§ **What you need to do**: Carry none of the pictures over; write out the complete data exactly.

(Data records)
= = =
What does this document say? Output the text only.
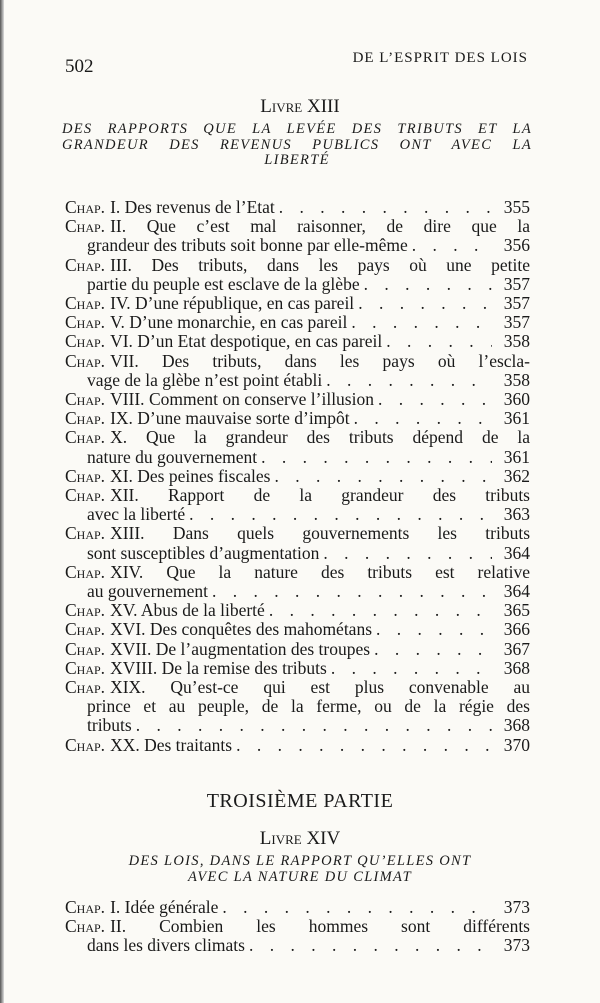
502	DE L’ESPRIT DES LOIS
Livre XIII
DES RAPPORTS QUE LA LEVÉE DES TRIBUTS ET LA
GRANDEUR DES REVENUS PUBLICS ONT AVEC LA
LIBERTÉ
Chap. I. Des revenus de l’Etat . . .	355
Chap. II. Que c’est mal raisonner, de dire que la
grandeur des tributs soit bonne par elle-même . . .	356
Chap. III. Des tributs, dans les pays où une petite
partie du peuple est esclave de la glèbe . . .	357
Chap. IV. D’une république, en cas pareil . . .	357
Chap. V. D’une monarchie, en cas pareil . . .	357
Chap. VI. D’un Etat despotique, en cas pareil . . .	358
Chap. VII. Des tributs, dans les pays où l’escla-
vage de la glèbe n’est point établi . . .	358
Chap. VIII. Comment on conserve l’illusion . . .	360
Chap. IX. D’une mauvaise sorte d’impôt . . .	361
Chap. X. Que la grandeur des tributs dépend de la
nature du gouvernement . . .	361
Chap. XI. Des peines fiscales . . .	362
Chap. XII. Rapport de la grandeur des tributs
avec la liberté . . .	363
Chap. XIII. Dans quels gouvernements les tributs
sont susceptibles d’augmentation . . .	364
Chap. XIV. Que la nature des tributs est relative
au gouvernement . . .	364
Chap. XV. Abus de la liberté . . .	365
Chap. XVI. Des conquêtes des mahométans . . .	366
Chap. XVII. De l’augmentation des troupes . . .	367
Chap. XVIII. De la remise des tributs . . .	368
Chap. XIX. Qu’est-ce qui est plus convenable au
prince et au peuple, de la ferme, ou de la régie des
tributs . . .	368
Chap. XX. Des traitants . . .	370
TROISIÈME PARTIE
Livre XIV
DES LOIS, DANS LE RAPPORT QU’ELLES ONT
AVEC LA NATURE DU CLIMAT
Chap. I. Idée générale . . .	373
Chap. II. Combien les hommes sont différents
dans les divers climats . . .	373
= = =
§ **Response below**:
What does this document say? Output the text only.
502	DE L’ESPRIT DES LOIS
Livre XIII
DES RAPPORTS QUE LA LEVÉE DES TRIBUTS ET LA
GRANDEUR DES REVENUS PUBLICS ONT AVEC LA
LIBERTÉ
Chap. I. Des revenus de l’Etat . . .	355
Chap. II. Que c’est mal raisonner, de dire que la
grandeur des tributs soit bonne par elle-même . . .	356
Chap. III. Des tributs, dans les pays où une petite
partie du peuple est esclave de la glèbe . . .	357
Chap. IV. D’une république, en cas pareil . . .	357
Chap. V. D’une monarchie, en cas pareil . . .	357
Chap. VI. D’un Etat despotique, en cas pareil . . .	358
Chap. VII. Des tributs, dans les pays où l’escla-
vage de la glèbe n’est point établi . . .	358
Chap. VIII. Comment on conserve l’illusion . . .	360
Chap. IX. D’une mauvaise sorte d’impôt . . .	361
Chap. X. Que la grandeur des tributs dépend de la
nature du gouvernement . . .	361
Chap. XI. Des peines fiscales . . .	362
Chap. XII. Rapport de la grandeur des tributs
avec la liberté . . .	363
Chap. XIII. Dans quels gouvernements les tributs
sont susceptibles d’augmentation . . .	364
Chap. XIV. Que la nature des tributs est relative
au gouvernement . . .	364
Chap. XV. Abus de la liberté . . .	365
Chap. XVI. Des conquêtes des mahométans . . .	366
Chap. XVII. De l’augmentation des troupes . . .	367
Chap. XVIII. De la remise des tributs . . .	368
Chap. XIX. Qu’est-ce qui est plus convenable au
prince et au peuple, de la ferme, ou de la régie des
tributs . . .	368
Chap. XX. Des traitants . . .	370
TROISIÈME PARTIE
Livre XIV
DES LOIS, DANS LE RAPPORT QU’ELLES ONT
AVEC LA NATURE DU CLIMAT
Chap. I. Idée générale . . .	373
Chap. II. Combien les hommes sont différents
dans les divers climats . . .	373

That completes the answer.